◆ PROVIDED ENTRIES:
* * *
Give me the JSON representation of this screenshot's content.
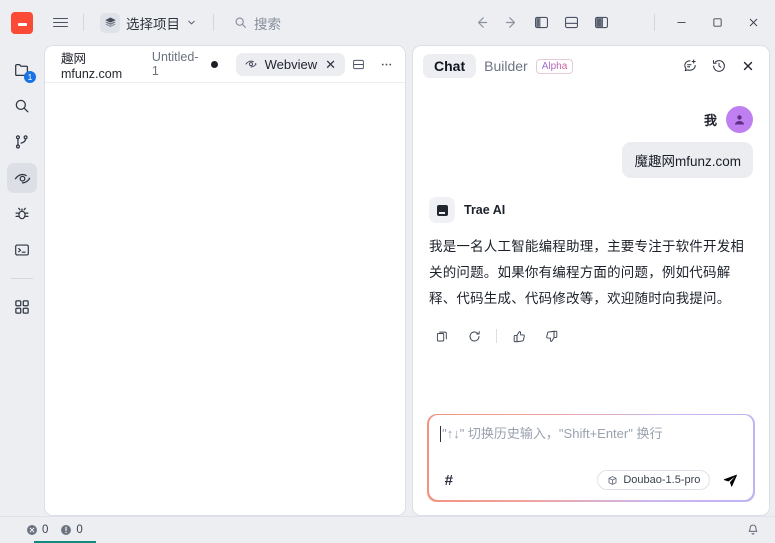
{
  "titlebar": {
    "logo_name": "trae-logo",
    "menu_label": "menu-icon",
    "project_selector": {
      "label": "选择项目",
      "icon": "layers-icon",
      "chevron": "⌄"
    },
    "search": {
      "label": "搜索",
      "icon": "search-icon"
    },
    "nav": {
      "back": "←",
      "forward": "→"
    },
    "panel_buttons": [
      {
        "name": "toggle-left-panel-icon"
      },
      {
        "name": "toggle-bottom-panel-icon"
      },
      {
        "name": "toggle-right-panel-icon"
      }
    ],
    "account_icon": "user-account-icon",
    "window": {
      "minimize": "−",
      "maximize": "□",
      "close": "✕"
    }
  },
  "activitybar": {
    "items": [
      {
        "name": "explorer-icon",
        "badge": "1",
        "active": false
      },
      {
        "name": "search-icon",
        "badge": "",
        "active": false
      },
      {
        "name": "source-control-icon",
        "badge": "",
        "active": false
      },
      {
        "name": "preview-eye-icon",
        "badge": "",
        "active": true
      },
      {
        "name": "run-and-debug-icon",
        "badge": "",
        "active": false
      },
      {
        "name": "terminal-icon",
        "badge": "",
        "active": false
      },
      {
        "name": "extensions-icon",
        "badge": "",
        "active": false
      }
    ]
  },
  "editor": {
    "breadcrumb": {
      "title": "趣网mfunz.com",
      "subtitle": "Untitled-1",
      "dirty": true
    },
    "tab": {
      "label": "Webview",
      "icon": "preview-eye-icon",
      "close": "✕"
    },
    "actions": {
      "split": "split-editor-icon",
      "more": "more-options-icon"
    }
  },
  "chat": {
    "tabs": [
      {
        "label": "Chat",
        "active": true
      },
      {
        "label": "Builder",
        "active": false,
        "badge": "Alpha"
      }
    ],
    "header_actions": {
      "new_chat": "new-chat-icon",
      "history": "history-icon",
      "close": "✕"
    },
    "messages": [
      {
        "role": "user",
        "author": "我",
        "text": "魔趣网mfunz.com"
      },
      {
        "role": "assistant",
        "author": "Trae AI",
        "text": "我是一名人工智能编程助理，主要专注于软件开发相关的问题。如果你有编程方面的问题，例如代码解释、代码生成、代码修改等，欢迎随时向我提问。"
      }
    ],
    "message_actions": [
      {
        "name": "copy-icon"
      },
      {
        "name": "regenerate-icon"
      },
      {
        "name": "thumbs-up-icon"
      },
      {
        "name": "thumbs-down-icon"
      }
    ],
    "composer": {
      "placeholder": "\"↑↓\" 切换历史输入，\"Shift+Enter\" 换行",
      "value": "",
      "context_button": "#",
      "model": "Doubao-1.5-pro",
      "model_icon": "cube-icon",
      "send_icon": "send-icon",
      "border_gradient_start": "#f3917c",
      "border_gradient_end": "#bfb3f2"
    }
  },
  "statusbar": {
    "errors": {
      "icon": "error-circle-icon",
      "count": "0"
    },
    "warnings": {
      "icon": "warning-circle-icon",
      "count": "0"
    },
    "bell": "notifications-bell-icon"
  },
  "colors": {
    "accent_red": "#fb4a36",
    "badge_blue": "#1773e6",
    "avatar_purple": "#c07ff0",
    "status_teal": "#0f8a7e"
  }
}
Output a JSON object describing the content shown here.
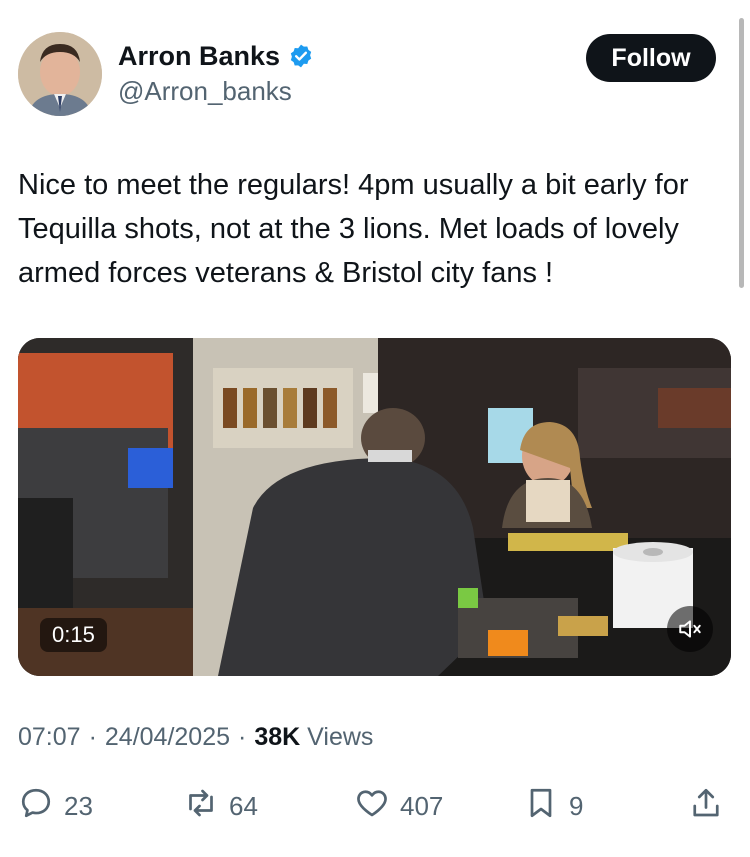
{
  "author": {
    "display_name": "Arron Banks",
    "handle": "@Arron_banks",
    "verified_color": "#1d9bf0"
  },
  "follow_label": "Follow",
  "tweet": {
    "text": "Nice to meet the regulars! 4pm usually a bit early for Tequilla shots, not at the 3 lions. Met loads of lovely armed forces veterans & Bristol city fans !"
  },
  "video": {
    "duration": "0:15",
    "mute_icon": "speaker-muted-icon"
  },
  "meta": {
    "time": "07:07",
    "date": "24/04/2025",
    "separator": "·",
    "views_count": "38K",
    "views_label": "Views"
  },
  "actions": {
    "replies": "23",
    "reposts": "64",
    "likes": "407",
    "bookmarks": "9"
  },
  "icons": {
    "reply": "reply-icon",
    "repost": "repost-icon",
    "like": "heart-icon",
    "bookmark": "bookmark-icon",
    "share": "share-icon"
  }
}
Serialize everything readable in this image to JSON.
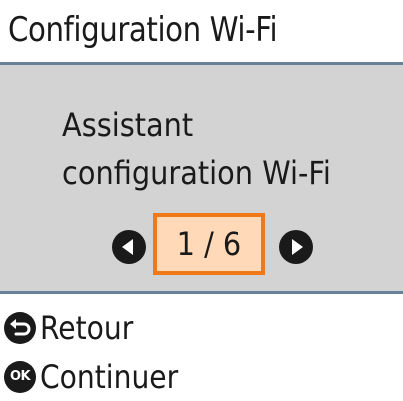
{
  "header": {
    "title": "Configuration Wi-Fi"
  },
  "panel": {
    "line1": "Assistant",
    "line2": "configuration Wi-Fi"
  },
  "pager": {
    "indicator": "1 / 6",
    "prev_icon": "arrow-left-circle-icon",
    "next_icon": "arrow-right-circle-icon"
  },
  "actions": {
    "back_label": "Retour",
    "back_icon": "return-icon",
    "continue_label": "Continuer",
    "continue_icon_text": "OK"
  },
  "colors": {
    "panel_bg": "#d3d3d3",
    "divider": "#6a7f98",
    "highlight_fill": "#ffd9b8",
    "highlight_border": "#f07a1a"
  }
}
* * *
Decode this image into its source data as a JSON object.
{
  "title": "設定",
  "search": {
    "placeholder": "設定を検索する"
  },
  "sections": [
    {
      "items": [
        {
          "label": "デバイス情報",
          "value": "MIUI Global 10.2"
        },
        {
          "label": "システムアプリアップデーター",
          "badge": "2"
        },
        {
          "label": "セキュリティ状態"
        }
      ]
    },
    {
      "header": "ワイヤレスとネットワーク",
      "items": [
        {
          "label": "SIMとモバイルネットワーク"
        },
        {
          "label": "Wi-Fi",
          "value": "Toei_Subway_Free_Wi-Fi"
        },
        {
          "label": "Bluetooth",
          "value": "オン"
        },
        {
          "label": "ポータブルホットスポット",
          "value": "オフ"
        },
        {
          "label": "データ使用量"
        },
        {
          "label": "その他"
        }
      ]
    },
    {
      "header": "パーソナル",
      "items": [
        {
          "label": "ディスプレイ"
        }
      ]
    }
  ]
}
* * *
Filter the entries down to the lines with the word "search" in them.

    "search": {
      "icon": "search-icon"
        "name": "search-icon",
  "search": {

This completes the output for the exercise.